[Start of DATA FOR PROCESSING]

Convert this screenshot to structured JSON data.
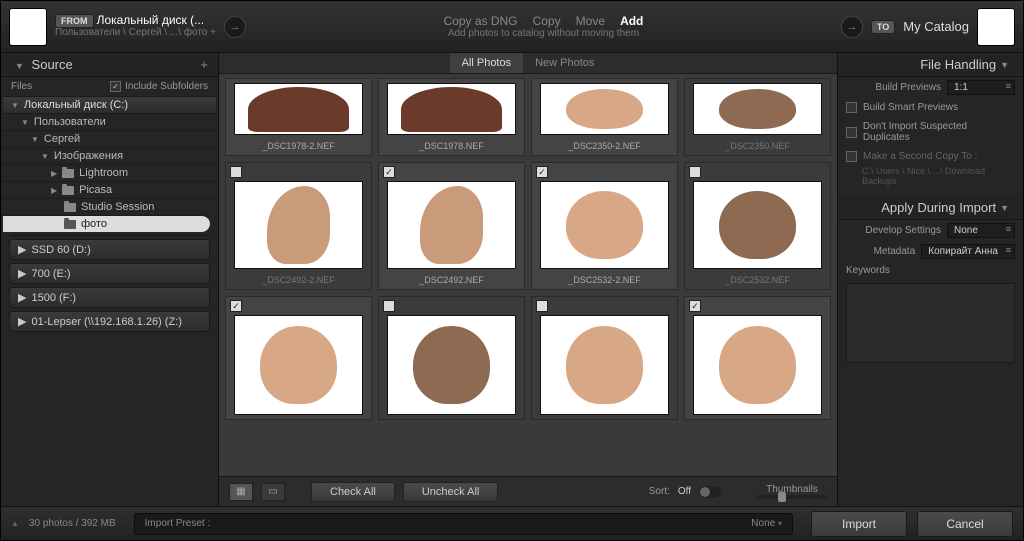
{
  "top": {
    "from_badge": "FROM",
    "to_badge": "TO",
    "source_title": "Локальный диск (...",
    "source_path": "Пользователи \\ Сергей \\ ...\\ фото +",
    "dest_title": "My Catalog",
    "modes": {
      "dng": "Copy as DNG",
      "copy": "Copy",
      "move": "Move",
      "add": "Add"
    },
    "mode_sub": "Add photos to catalog without moving them"
  },
  "left": {
    "header": "Source",
    "files_label": "Files",
    "include_sub": "Include Subfolders",
    "tree": {
      "root": "Локальный диск (C:)",
      "n1": "Пользователи",
      "n2": "Сергей",
      "n3": "Изображения",
      "n4a": "Lightroom",
      "n4b": "Picasa",
      "n4c": "Studio Session",
      "n4d": "фото"
    },
    "drives": [
      "SSD 60 (D:)",
      "700 (E:)",
      "1500 (F:)",
      "01-Lepser (\\\\192.168.1.26) (Z:)"
    ]
  },
  "tabs": {
    "all": "All Photos",
    "new": "New Photos"
  },
  "thumbs": [
    {
      "file": "_DSC1978-2.NEF",
      "checked": true
    },
    {
      "file": "_DSC1978.NEF",
      "checked": true
    },
    {
      "file": "_DSC2350-2.NEF",
      "checked": true
    },
    {
      "file": "_DSC2350.NEF",
      "checked": false
    },
    {
      "file": "_DSC2492-2.NEF",
      "checked": false
    },
    {
      "file": "_DSC2492.NEF",
      "checked": true
    },
    {
      "file": "_DSC2532-2.NEF",
      "checked": true
    },
    {
      "file": "_DSC2532.NEF",
      "checked": false
    },
    {
      "file": "",
      "checked": true
    },
    {
      "file": "",
      "checked": false
    },
    {
      "file": "",
      "checked": false
    },
    {
      "file": "",
      "checked": true
    }
  ],
  "ctool": {
    "check_all": "Check All",
    "uncheck_all": "Uncheck All",
    "sort_label": "Sort:",
    "sort_value": "Off",
    "thumb_label": "Thumbnails"
  },
  "right": {
    "fh_header": "File Handling",
    "build_previews_label": "Build Previews",
    "build_previews_value": "1:1",
    "smart": "Build Smart Previews",
    "dup": "Don't Import Suspected Duplicates",
    "copy2": "Make a Second Copy To :",
    "copy2_path": "C:\\ Users \\ Nice \\ ...\\ Download Backups",
    "adi_header": "Apply During Import",
    "dev_label": "Develop Settings",
    "dev_value": "None",
    "meta_label": "Metadata",
    "meta_value": "Копирайт Анна",
    "keywords_label": "Keywords"
  },
  "bottom": {
    "stats": "30 photos / 392 MB",
    "preset_label": "Import Preset :",
    "preset_value": "None",
    "import": "Import",
    "cancel": "Cancel"
  }
}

[End of DATA FOR PROCESSING]

WHAT YOU SHOULD DO: Copy every line in the records above that contains the word "Сергей".

THE REPLY:
    "source_path": "Пользователи \\ Сергей \\ ...\\ фото +",
      "n2": "Сергей",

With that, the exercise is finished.